STATED EXERCISE: Print the listing that follows, character for character.

═══

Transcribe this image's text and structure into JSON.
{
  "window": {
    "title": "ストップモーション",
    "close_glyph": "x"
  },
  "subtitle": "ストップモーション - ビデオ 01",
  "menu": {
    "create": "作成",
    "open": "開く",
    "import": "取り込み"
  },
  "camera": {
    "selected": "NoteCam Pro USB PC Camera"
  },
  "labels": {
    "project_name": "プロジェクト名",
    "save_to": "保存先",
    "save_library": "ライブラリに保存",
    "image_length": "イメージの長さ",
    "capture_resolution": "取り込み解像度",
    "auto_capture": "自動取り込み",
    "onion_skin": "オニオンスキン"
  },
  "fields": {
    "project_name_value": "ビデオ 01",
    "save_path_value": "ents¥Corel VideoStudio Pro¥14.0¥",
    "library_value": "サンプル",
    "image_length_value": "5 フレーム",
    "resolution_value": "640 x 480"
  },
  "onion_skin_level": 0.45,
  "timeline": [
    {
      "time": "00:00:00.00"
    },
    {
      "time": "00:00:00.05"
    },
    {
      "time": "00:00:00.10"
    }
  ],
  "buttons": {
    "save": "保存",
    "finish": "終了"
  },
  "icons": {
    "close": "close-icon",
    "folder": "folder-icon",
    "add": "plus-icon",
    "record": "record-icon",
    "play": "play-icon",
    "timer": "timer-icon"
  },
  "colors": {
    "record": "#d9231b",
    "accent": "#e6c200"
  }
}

═══

WORKED ANSWER:
Transcribe this image's text and structure into JSON.
{
  "window": {
    "title": "ストップモーション",
    "close_glyph": "x"
  },
  "subtitle": "ストップモーション - ビデオ 01",
  "menu": {
    "create": "作成",
    "open": "開く",
    "import": "取り込み"
  },
  "camera": {
    "selected": "NoteCam Pro USB PC Camera"
  },
  "labels": {
    "project_name": "プロジェクト名",
    "save_to": "保存先",
    "save_library": "ライブラリに保存",
    "image_length": "イメージの長さ",
    "capture_resolution": "取り込み解像度",
    "auto_capture": "自動取り込み",
    "onion_skin": "オニオンスキン"
  },
  "fields": {
    "project_name_value": "ビデオ 01",
    "save_path_value": "ents¥Corel VideoStudio Pro¥14.0¥",
    "library_value": "サンプル",
    "image_length_value": "5 フレーム",
    "resolution_value": "640 x 480"
  },
  "onion_skin_level": 0.45,
  "timeline": [
    {
      "time": "00:00:00.00"
    },
    {
      "time": "00:00:00.05"
    },
    {
      "time": "00:00:00.10"
    }
  ],
  "buttons": {
    "save": "保存",
    "finish": "終了"
  },
  "icons": {
    "close": "close-icon",
    "folder": "folder-icon",
    "add": "plus-icon",
    "record": "record-icon",
    "play": "play-icon",
    "timer": "timer-icon"
  },
  "colors": {
    "record": "#d9231b",
    "accent": "#e6c200"
  }
}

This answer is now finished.